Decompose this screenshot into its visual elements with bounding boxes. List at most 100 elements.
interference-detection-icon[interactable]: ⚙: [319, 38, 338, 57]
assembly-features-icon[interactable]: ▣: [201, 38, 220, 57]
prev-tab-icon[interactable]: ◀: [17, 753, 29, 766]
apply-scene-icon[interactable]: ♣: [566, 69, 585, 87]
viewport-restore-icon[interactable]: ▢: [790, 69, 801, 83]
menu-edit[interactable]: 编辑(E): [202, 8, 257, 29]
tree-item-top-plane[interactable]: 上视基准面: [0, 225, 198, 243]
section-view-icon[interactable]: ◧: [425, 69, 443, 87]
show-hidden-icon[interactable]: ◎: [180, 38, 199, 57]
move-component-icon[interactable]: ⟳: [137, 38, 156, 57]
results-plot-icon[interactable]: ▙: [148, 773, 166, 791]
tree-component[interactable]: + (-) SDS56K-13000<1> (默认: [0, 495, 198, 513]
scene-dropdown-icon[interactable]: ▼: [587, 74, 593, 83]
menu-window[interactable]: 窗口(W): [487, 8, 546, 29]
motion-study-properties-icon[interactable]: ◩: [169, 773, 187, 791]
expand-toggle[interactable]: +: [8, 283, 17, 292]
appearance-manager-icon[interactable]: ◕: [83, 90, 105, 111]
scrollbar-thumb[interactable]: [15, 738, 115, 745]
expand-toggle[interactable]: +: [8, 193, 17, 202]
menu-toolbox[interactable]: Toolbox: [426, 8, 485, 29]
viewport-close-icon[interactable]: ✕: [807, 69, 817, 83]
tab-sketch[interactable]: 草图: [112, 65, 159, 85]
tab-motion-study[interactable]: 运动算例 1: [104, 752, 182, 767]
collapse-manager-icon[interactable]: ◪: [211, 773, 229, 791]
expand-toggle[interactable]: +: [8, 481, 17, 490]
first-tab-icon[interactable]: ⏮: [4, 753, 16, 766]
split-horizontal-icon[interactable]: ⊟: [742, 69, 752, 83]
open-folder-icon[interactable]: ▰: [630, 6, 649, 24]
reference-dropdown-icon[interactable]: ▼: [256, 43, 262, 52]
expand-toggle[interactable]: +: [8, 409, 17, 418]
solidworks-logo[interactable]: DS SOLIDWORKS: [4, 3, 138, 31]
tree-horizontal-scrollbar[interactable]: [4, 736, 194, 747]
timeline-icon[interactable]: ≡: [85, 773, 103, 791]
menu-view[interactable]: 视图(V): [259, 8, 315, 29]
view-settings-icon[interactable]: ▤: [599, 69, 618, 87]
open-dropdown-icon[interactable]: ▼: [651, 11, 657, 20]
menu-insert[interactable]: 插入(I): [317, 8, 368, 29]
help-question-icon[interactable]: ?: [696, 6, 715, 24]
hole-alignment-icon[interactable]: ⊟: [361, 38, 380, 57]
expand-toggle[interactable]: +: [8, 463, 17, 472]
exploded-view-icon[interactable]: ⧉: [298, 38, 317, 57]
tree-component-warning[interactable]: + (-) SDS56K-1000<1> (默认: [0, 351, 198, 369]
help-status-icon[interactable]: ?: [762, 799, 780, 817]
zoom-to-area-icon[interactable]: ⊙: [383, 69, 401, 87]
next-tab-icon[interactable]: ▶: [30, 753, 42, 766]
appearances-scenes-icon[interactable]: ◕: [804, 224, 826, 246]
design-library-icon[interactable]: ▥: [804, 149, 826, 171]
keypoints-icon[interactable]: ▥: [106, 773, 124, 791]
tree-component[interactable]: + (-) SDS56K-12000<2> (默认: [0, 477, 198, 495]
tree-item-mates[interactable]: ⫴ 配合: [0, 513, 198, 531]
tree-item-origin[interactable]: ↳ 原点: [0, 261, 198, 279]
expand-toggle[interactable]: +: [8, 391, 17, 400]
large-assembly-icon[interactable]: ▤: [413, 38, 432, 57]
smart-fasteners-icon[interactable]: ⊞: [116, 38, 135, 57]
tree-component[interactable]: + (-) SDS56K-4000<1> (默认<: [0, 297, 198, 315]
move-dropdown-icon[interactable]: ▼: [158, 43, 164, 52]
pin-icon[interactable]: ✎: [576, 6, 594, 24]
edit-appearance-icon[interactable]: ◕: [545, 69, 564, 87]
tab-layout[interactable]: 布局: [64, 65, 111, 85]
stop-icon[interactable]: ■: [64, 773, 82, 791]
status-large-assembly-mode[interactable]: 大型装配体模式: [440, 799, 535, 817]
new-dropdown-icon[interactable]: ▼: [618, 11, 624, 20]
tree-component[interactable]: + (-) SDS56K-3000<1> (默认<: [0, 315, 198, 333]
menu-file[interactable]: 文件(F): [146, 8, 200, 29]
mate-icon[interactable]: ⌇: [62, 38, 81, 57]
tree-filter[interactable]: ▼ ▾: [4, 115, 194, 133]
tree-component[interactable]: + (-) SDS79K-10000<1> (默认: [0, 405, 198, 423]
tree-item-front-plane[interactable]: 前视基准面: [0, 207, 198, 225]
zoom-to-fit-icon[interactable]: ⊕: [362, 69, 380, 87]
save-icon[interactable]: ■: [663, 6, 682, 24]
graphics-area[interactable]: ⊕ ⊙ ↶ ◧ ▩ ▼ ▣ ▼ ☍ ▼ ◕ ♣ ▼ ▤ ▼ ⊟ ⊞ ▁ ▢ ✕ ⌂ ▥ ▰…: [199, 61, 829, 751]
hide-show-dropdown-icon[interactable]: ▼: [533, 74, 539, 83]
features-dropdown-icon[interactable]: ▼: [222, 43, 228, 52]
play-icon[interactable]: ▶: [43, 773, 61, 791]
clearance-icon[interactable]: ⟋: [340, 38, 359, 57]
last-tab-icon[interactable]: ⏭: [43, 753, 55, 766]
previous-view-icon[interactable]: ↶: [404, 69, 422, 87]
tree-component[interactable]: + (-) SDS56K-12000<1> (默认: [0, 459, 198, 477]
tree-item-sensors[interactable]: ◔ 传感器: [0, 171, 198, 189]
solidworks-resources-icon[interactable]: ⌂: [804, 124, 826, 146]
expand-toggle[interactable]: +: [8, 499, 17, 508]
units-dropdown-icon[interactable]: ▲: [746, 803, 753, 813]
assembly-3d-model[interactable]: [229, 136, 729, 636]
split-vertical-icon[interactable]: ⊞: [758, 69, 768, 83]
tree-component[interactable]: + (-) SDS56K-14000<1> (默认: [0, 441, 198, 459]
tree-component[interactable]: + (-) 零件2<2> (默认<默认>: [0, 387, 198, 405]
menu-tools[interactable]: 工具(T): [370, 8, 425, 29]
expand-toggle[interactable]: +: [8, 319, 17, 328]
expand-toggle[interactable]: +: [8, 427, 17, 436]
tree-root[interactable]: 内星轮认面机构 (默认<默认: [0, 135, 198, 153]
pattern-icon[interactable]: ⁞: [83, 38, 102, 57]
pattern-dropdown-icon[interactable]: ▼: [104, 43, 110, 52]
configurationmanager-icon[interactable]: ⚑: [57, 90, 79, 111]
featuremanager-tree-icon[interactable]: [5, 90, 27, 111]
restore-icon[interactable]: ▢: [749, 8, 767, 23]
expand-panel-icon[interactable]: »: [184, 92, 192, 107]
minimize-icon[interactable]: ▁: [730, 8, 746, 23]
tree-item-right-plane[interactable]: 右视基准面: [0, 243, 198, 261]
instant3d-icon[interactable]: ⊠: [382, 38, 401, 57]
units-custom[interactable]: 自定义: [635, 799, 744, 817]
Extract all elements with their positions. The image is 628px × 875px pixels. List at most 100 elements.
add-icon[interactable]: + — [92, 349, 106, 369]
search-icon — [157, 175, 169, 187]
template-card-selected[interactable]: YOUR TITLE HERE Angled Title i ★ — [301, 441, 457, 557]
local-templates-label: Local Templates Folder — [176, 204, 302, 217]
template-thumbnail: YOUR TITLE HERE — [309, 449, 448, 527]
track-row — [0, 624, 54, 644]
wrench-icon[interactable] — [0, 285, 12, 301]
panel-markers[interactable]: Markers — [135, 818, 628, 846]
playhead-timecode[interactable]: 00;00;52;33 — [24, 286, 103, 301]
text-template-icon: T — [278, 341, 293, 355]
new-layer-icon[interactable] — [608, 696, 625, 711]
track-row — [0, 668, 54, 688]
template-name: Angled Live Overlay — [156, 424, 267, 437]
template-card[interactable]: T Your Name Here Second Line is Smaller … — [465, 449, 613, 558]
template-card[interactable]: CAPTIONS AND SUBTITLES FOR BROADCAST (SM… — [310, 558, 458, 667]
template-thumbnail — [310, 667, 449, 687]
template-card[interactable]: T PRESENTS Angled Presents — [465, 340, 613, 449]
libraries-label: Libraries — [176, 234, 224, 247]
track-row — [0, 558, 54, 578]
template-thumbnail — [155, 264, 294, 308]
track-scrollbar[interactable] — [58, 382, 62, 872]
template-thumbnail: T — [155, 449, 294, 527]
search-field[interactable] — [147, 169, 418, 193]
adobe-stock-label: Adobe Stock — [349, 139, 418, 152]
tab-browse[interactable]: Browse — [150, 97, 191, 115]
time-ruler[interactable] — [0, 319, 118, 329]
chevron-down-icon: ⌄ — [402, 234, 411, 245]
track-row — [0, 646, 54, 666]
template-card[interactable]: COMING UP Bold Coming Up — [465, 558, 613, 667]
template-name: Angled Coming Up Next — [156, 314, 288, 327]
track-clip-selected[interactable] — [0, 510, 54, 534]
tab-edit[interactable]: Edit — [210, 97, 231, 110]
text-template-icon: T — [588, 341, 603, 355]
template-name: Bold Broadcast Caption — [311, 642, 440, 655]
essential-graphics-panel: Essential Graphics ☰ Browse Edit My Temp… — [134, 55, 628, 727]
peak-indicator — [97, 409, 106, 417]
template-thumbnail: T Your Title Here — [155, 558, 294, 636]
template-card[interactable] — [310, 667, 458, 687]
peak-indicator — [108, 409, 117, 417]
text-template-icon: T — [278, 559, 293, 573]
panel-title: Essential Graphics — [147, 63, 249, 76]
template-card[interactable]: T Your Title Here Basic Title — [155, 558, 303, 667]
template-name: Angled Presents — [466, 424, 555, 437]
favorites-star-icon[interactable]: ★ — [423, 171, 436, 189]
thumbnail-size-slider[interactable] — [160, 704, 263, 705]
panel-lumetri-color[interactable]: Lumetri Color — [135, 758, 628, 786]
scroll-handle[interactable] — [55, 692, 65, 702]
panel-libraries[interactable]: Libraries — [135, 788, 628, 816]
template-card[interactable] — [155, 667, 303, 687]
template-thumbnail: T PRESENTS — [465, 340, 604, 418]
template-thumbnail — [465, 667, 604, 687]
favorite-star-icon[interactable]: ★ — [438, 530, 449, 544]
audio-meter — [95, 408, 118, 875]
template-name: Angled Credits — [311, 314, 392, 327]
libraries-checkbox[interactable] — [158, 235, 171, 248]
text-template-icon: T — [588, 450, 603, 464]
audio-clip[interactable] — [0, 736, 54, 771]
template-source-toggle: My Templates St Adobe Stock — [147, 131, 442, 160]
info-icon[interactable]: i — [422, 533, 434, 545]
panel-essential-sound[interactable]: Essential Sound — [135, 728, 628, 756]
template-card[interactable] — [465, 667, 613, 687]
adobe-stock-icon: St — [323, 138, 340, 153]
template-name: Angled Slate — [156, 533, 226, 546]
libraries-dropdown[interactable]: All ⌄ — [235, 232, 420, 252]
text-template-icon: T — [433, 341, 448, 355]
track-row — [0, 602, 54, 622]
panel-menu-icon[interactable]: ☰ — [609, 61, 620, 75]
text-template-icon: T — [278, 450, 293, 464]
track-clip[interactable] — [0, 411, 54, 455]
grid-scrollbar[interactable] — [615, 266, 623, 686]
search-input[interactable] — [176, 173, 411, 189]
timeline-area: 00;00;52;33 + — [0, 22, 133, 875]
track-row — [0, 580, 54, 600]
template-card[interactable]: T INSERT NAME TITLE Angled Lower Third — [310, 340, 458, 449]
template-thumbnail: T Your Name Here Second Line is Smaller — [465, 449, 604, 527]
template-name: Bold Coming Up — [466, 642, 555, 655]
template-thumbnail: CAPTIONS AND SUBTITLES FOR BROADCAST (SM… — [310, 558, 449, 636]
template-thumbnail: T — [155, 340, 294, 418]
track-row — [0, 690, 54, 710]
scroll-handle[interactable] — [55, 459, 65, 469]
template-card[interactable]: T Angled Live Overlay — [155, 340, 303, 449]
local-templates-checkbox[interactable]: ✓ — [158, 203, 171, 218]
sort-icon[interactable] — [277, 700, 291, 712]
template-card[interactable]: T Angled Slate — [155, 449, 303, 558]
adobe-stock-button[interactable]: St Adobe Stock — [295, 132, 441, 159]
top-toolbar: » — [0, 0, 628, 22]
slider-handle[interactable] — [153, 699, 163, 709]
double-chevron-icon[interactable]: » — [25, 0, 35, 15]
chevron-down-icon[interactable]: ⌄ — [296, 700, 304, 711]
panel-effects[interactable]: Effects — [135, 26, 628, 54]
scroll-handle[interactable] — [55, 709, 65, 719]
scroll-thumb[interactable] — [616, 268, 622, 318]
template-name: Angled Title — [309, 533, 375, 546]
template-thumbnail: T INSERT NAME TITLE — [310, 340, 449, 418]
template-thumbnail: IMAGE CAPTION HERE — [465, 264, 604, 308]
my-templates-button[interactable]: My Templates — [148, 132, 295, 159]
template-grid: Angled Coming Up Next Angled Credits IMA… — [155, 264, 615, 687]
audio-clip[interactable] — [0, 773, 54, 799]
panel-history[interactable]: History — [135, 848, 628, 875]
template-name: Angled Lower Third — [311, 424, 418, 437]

__________

▶ What is needed: Convert the stretch from the start of the entries through the line containing "apply-scene-icon[interactable]: ♣: [566, 69, 585, 87]" into a Markdown table with two columns, Row and Line, giving each line its own numbered row and omitting blank lines.

▶ Full solution:
| Row | Line |
|---|---|
| 1 | Decompose this screenshot into its visual elements with bounding boxes. List at most 100 elements. |
| 2 | interference-detection-icon[interactable]: ⚙: [319, 38, 338, 57] |
| 3 | assembly-features-icon[interactable]: ▣: [201, 38, 220, 57] |
| 4 | prev-tab-icon[interactable]: ◀: [17, 753, 29, 766] |
| 5 | apply-scene-icon[interactable]: ♣: [566, 69, 585, 87] |